--- begin ---
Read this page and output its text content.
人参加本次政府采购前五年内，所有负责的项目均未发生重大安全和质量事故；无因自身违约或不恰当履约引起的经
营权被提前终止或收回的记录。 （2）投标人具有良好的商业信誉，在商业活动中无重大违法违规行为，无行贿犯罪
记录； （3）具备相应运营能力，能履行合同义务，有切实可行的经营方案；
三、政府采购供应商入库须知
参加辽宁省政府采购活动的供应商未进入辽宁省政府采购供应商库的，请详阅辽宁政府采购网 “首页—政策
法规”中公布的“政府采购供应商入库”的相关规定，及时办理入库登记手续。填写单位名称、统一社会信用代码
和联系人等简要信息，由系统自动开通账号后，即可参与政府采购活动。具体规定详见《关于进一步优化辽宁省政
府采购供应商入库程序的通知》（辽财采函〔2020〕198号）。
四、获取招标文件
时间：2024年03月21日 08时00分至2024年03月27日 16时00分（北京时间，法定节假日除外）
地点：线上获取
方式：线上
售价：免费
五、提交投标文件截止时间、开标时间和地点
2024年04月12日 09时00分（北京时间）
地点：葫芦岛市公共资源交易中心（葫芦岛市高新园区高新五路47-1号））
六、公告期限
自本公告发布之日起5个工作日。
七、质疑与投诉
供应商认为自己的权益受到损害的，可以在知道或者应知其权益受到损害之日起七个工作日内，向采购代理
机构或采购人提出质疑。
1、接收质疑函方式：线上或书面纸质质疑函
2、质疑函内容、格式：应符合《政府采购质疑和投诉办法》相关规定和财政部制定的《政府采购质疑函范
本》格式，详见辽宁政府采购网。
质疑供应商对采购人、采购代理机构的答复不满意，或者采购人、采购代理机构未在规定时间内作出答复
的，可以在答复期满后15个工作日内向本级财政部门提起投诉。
--- end ---
• _Task details_
Please repeat all the records above exactly as they appear.

• _Exercise output_
Read this page and output its text content.
人参加本次政府采购前五年内，所有负责的项目均未发生重大安全和质量事故；无因自身违约或不恰当履约引起的经
营权被提前终止或收回的记录。 （2）投标人具有良好的商业信誉，在商业活动中无重大违法违规行为，无行贿犯罪
记录； （3）具备相应运营能力，能履行合同义务，有切实可行的经营方案；
三、政府采购供应商入库须知
参加辽宁省政府采购活动的供应商未进入辽宁省政府采购供应商库的，请详阅辽宁政府采购网 “首页—政策
法规”中公布的“政府采购供应商入库”的相关规定，及时办理入库登记手续。填写单位名称、统一社会信用代码
和联系人等简要信息，由系统自动开通账号后，即可参与政府采购活动。具体规定详见《关于进一步优化辽宁省政
府采购供应商入库程序的通知》（辽财采函〔2020〕198号）。
四、获取招标文件
时间：2024年03月21日 08时00分至2024年03月27日 16时00分（北京时间，法定节假日除外）
地点：线上获取
方式：线上
售价：免费
五、提交投标文件截止时间、开标时间和地点
2024年04月12日 09时00分（北京时间）
地点：葫芦岛市公共资源交易中心（葫芦岛市高新园区高新五路47-1号））
六、公告期限
自本公告发布之日起5个工作日。
七、质疑与投诉
供应商认为自己的权益受到损害的，可以在知道或者应知其权益受到损害之日起七个工作日内，向采购代理
机构或采购人提出质疑。
1、接收质疑函方式：线上或书面纸质质疑函
2、质疑函内容、格式：应符合《政府采购质疑和投诉办法》相关规定和财政部制定的《政府采购质疑函范
本》格式，详见辽宁政府采购网。
质疑供应商对采购人、采购代理机构的答复不满意，或者采购人、采购代理机构未在规定时间内作出答复
的，可以在答复期满后15个工作日内向本级财政部门提起投诉。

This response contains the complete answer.